_Material for this exercise:_
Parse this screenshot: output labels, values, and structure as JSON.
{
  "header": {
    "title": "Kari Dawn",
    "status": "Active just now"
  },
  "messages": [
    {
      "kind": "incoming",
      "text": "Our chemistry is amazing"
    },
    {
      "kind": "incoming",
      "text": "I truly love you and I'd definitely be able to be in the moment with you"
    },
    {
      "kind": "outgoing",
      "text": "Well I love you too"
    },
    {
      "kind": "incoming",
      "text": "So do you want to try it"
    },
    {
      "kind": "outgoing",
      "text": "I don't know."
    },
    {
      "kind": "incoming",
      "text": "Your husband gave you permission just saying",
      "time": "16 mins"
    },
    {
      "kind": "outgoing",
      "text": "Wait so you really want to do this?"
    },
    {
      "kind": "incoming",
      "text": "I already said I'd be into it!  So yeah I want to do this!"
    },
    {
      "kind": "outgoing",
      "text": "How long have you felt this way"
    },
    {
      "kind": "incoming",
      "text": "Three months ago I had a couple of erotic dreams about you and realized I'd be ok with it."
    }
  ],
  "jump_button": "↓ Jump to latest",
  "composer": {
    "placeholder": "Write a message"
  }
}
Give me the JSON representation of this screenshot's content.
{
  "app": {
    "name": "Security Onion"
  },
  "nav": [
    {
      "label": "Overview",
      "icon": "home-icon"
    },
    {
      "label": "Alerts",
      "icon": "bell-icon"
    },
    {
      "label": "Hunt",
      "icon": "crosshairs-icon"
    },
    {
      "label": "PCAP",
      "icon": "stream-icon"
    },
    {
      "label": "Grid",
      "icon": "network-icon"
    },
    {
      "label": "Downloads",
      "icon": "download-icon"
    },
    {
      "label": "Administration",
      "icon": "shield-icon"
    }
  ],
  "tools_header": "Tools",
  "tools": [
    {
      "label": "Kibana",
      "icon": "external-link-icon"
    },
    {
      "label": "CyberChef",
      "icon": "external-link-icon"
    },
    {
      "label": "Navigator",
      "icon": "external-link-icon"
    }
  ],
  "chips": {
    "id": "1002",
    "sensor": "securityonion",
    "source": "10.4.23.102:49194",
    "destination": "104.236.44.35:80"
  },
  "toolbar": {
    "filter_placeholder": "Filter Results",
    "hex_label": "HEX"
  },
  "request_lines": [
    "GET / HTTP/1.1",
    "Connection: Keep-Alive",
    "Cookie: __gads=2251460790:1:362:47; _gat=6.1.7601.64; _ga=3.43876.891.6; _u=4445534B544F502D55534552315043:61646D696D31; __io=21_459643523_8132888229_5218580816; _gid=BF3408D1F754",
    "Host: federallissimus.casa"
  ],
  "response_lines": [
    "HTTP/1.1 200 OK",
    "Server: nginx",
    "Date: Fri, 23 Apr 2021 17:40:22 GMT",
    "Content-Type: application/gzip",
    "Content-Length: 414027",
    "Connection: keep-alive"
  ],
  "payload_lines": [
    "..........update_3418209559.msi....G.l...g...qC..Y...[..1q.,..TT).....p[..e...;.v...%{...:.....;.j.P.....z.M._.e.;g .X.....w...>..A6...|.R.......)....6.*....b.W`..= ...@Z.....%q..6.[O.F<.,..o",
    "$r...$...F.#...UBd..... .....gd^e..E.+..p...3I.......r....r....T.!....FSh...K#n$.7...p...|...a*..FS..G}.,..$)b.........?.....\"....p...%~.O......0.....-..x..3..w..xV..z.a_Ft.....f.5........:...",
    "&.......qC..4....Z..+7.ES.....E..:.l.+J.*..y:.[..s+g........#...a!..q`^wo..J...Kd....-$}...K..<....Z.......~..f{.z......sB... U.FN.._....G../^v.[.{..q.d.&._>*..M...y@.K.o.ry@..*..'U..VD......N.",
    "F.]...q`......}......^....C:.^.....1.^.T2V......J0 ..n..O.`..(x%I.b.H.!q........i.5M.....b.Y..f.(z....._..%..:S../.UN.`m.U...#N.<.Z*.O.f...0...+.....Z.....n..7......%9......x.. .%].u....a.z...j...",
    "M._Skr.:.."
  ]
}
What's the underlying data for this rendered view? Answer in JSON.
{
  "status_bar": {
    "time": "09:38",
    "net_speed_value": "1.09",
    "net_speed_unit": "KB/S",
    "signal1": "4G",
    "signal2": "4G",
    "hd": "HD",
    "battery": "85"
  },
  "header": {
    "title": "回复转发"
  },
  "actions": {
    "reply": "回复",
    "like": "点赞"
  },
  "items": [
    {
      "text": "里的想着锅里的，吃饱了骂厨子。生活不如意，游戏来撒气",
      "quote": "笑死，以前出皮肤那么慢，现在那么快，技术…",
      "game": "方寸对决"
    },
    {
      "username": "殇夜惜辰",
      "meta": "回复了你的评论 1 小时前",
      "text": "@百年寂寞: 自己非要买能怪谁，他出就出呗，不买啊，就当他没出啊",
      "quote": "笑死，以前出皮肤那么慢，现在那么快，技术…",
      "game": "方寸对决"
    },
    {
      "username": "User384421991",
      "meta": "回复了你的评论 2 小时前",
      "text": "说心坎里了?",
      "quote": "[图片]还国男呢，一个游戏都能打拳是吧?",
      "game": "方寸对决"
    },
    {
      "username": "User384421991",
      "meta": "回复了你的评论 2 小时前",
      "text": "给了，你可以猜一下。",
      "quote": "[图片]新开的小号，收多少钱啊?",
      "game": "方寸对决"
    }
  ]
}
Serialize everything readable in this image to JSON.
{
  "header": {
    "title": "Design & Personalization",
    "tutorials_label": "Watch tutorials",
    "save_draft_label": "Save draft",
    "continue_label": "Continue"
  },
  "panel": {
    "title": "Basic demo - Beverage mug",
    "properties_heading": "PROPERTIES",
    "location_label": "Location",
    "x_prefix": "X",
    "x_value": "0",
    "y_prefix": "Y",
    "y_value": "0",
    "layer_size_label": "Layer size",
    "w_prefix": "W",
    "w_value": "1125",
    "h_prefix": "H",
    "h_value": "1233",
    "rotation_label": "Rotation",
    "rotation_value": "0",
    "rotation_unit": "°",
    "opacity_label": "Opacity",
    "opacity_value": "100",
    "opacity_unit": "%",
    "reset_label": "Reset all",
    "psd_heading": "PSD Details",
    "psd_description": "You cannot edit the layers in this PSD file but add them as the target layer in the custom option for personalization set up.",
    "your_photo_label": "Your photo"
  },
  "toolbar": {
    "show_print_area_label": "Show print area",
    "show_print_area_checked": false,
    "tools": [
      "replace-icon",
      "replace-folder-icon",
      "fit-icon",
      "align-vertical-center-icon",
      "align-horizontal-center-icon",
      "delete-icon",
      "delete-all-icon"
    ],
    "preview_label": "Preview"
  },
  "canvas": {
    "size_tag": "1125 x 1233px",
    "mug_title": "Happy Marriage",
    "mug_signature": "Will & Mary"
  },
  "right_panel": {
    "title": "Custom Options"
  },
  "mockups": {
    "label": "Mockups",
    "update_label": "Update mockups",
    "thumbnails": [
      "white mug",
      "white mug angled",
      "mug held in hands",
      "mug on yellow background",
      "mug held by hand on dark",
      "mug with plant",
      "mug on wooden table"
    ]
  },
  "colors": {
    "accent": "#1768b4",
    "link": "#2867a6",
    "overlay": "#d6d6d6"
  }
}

_Short task:_ Output the full listing without altering anything.

_Expected answer:_
Parse this screenshot: output labels, values, and structure as JSON.
{
  "header": {
    "title": "Kari Dawn",
    "status": "Active just now"
  },
  "messages": [
    {
      "kind": "incoming",
      "text": "Our chemistry is amazing"
    },
    {
      "kind": "incoming",
      "text": "I truly love you and I'd definitely be able to be in the moment with you"
    },
    {
      "kind": "outgoing",
      "text": "Well I love you too"
    },
    {
      "kind": "incoming",
      "text": "So do you want to try it"
    },
    {
      "kind": "outgoing",
      "text": "I don't know."
    },
    {
      "kind": "incoming",
      "text": "Your husband gave you permission just saying",
      "time": "16 mins"
    },
    {
      "kind": "outgoing",
      "text": "Wait so you really want to do this?"
    },
    {
      "kind": "incoming",
      "text": "I already said I'd be into it!  So yeah I want to do this!"
    },
    {
      "kind": "outgoing",
      "text": "How long have you felt this way"
    },
    {
      "kind": "incoming",
      "text": "Three months ago I had a couple of erotic dreams about you and realized I'd be ok with it."
    }
  ],
  "jump_button": "↓ Jump to latest",
  "composer": {
    "placeholder": "Write a message"
  }
}
Give me the JSON representation of this screenshot's content.
{
  "app": {
    "name": "Security Onion"
  },
  "nav": [
    {
      "label": "Overview",
      "icon": "home-icon"
    },
    {
      "label": "Alerts",
      "icon": "bell-icon"
    },
    {
      "label": "Hunt",
      "icon": "crosshairs-icon"
    },
    {
      "label": "PCAP",
      "icon": "stream-icon"
    },
    {
      "label": "Grid",
      "icon": "network-icon"
    },
    {
      "label": "Downloads",
      "icon": "download-icon"
    },
    {
      "label": "Administration",
      "icon": "shield-icon"
    }
  ],
  "tools_header": "Tools",
  "tools": [
    {
      "label": "Kibana",
      "icon": "external-link-icon"
    },
    {
      "label": "CyberChef",
      "icon": "external-link-icon"
    },
    {
      "label": "Navigator",
      "icon": "external-link-icon"
    }
  ],
  "chips": {
    "id": "1002",
    "sensor": "securityonion",
    "source": "10.4.23.102:49194",
    "destination": "104.236.44.35:80"
  },
  "toolbar": {
    "filter_placeholder": "Filter Results",
    "hex_label": "HEX"
  },
  "request_lines": [
    "GET / HTTP/1.1",
    "Connection: Keep-Alive",
    "Cookie: __gads=2251460790:1:362:47; _gat=6.1.7601.64; _ga=3.43876.891.6; _u=4445534B544F502D55534552315043:61646D696D31; __io=21_459643523_8132888229_5218580816; _gid=BF3408D1F754",
    "Host: federallissimus.casa"
  ],
  "response_lines": [
    "HTTP/1.1 200 OK",
    "Server: nginx",
    "Date: Fri, 23 Apr 2021 17:40:22 GMT",
    "Content-Type: application/gzip",
    "Content-Length: 414027",
    "Connection: keep-alive"
  ],
  "payload_lines": [
    "..........update_3418209559.msi....G.l...g...qC..Y...[..1q.,..TT).....p[..e...;.v...%{...:.....;.j.P.....z.M._.e.;g .X.....w...>..A6...|.R.......)....6.*....b.W`..= ...@Z.....%q..6.[O.F<.,..o",
    "$r...$...F.#...UBd..... .....gd^e..E.+..p...3I.......r....r....T.!....FSh...K#n$.7...p...|...a*..FS..G}.,..$)b.........?.....\"....p...%~.O......0.....-..x..3..w..xV..z.a_Ft.....f.5........:...",
    "&.......qC..4....Z..+7.ES.....E..:.l.+J.*..y:.[..s+g........#...a!..q`^wo..J...Kd....-$}...K..<....Z.......~..f{.z......sB... U.FN.._....G../^v.[.{..q.d.&._>*..M...y@.K.o.ry@..*..'U..VD......N.",
    "F.]...q`......}......^....C:.^.....1.^.T2V......J0 ..n..O.`..(x%I.b.H.!q........i.5M.....b.Y..f.(z....._..%..:S../.UN.`m.U...#N.<.Z*.O.f...0...+.....Z.....n..7......%9......x.. .%].u....a.z...j...",
    "M._Skr.:.."
  ]
}
What's the underlying data for this rendered view? Answer in JSON.
{
  "status_bar": {
    "time": "09:38",
    "net_speed_value": "1.09",
    "net_speed_unit": "KB/S",
    "signal1": "4G",
    "signal2": "4G",
    "hd": "HD",
    "battery": "85"
  },
  "header": {
    "title": "回复转发"
  },
  "actions": {
    "reply": "回复",
    "like": "点赞"
  },
  "items": [
    {
      "text": "里的想着锅里的，吃饱了骂厨子。生活不如意，游戏来撒气",
      "quote": "笑死，以前出皮肤那么慢，现在那么快，技术…",
      "game": "方寸对决"
    },
    {
      "username": "殇夜惜辰",
      "meta": "回复了你的评论 1 小时前",
      "text": "@百年寂寞: 自己非要买能怪谁，他出就出呗，不买啊，就当他没出啊",
      "quote": "笑死，以前出皮肤那么慢，现在那么快，技术…",
      "game": "方寸对决"
    },
    {
      "username": "User384421991",
      "meta": "回复了你的评论 2 小时前",
      "text": "说心坎里了?",
      "quote": "[图片]还国男呢，一个游戏都能打拳是吧?",
      "game": "方寸对决"
    },
    {
      "username": "User384421991",
      "meta": "回复了你的评论 2 小时前",
      "text": "给了，你可以猜一下。",
      "quote": "[图片]新开的小号，收多少钱啊?",
      "game": "方寸对决"
    }
  ]
}
Serialize everything readable in this image to JSON.
{
  "header": {
    "title": "Design & Personalization",
    "tutorials_label": "Watch tutorials",
    "save_draft_label": "Save draft",
    "continue_label": "Continue"
  },
  "panel": {
    "title": "Basic demo - Beverage mug",
    "properties_heading": "PROPERTIES",
    "location_label": "Location",
    "x_prefix": "X",
    "x_value": "0",
    "y_prefix": "Y",
    "y_value": "0",
    "layer_size_label": "Layer size",
    "w_prefix": "W",
    "w_value": "1125",
    "h_prefix": "H",
    "h_value": "1233",
    "rotation_label": "Rotation",
    "rotation_value": "0",
    "rotation_unit": "°",
    "opacity_label": "Opacity",
    "opacity_value": "100",
    "opacity_unit": "%",
    "reset_label": "Reset all",
    "psd_heading": "PSD Details",
    "psd_description": "You cannot edit the layers in this PSD file but add them as the target layer in the custom option for personalization set up.",
    "your_photo_label": "Your photo"
  },
  "toolbar": {
    "show_print_area_label": "Show print area",
    "show_print_area_checked": false,
    "tools": [
      "replace-icon",
      "replace-folder-icon",
      "fit-icon",
      "align-vertical-center-icon",
      "align-horizontal-center-icon",
      "delete-icon",
      "delete-all-icon"
    ],
    "preview_label": "Preview"
  },
  "canvas": {
    "size_tag": "1125 x 1233px",
    "mug_title": "Happy Marriage",
    "mug_signature": "Will & Mary"
  },
  "right_panel": {
    "title": "Custom Options"
  },
  "mockups": {
    "label": "Mockups",
    "update_label": "Update mockups",
    "thumbnails": [
      "white mug",
      "white mug angled",
      "mug held in hands",
      "mug on yellow background",
      "mug held by hand on dark",
      "mug with plant",
      "mug on wooden table"
    ]
  },
  "colors": {
    "accent": "#1768b4",
    "link": "#2867a6",
    "overlay": "#d6d6d6"
  }
}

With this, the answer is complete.